## RECORDS FOR THE EXERCISE
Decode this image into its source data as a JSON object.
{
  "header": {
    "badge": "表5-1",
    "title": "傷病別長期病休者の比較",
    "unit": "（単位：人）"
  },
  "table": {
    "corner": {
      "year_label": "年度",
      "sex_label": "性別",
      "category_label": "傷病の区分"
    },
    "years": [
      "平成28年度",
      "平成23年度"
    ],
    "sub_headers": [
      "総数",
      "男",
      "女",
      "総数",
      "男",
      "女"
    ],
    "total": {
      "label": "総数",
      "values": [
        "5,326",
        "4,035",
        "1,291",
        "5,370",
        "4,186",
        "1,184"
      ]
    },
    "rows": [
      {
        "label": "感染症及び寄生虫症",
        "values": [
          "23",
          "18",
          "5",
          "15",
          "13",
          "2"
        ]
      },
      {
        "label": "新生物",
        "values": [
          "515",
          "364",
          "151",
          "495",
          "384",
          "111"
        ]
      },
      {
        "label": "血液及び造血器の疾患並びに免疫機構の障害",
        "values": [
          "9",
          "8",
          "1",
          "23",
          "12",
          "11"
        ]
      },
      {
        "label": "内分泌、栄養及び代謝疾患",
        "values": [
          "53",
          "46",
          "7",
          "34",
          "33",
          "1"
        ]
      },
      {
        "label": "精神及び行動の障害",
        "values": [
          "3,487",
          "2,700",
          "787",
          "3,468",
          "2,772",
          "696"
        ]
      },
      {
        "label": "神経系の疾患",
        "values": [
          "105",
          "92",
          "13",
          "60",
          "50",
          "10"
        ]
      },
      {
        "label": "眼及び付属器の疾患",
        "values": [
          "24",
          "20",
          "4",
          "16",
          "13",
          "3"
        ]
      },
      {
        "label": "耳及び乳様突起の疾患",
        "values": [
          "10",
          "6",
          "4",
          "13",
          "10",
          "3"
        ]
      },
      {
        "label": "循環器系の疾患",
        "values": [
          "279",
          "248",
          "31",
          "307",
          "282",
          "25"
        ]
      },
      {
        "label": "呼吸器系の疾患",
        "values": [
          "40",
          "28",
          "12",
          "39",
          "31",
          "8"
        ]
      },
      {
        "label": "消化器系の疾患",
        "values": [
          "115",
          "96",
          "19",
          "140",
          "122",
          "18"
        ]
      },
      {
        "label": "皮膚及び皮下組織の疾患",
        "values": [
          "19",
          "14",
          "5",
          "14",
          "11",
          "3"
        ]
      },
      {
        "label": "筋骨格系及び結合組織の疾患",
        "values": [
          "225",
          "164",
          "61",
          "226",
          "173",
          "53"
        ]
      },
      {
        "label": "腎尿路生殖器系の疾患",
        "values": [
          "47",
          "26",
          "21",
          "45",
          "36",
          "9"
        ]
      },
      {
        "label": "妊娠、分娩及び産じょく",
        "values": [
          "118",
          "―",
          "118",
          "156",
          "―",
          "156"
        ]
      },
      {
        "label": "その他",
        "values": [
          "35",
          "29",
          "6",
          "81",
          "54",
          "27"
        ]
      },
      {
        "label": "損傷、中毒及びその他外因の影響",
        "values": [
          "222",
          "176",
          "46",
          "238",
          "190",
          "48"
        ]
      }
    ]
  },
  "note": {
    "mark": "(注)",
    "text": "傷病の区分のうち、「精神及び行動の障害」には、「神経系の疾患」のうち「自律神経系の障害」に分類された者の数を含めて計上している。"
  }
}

## TO DO
Only lines that contain the word "精神及び行動の障害" are wanted; copy each of them.

## COMPLETE OUTPUT
        "label": "精神及び行動の障害",
    "text": "傷病の区分のうち、「精神及び行動の障害」には、「神経系の疾患」のうち「自律神経系の障害」に分類された者の数を含めて計上している。"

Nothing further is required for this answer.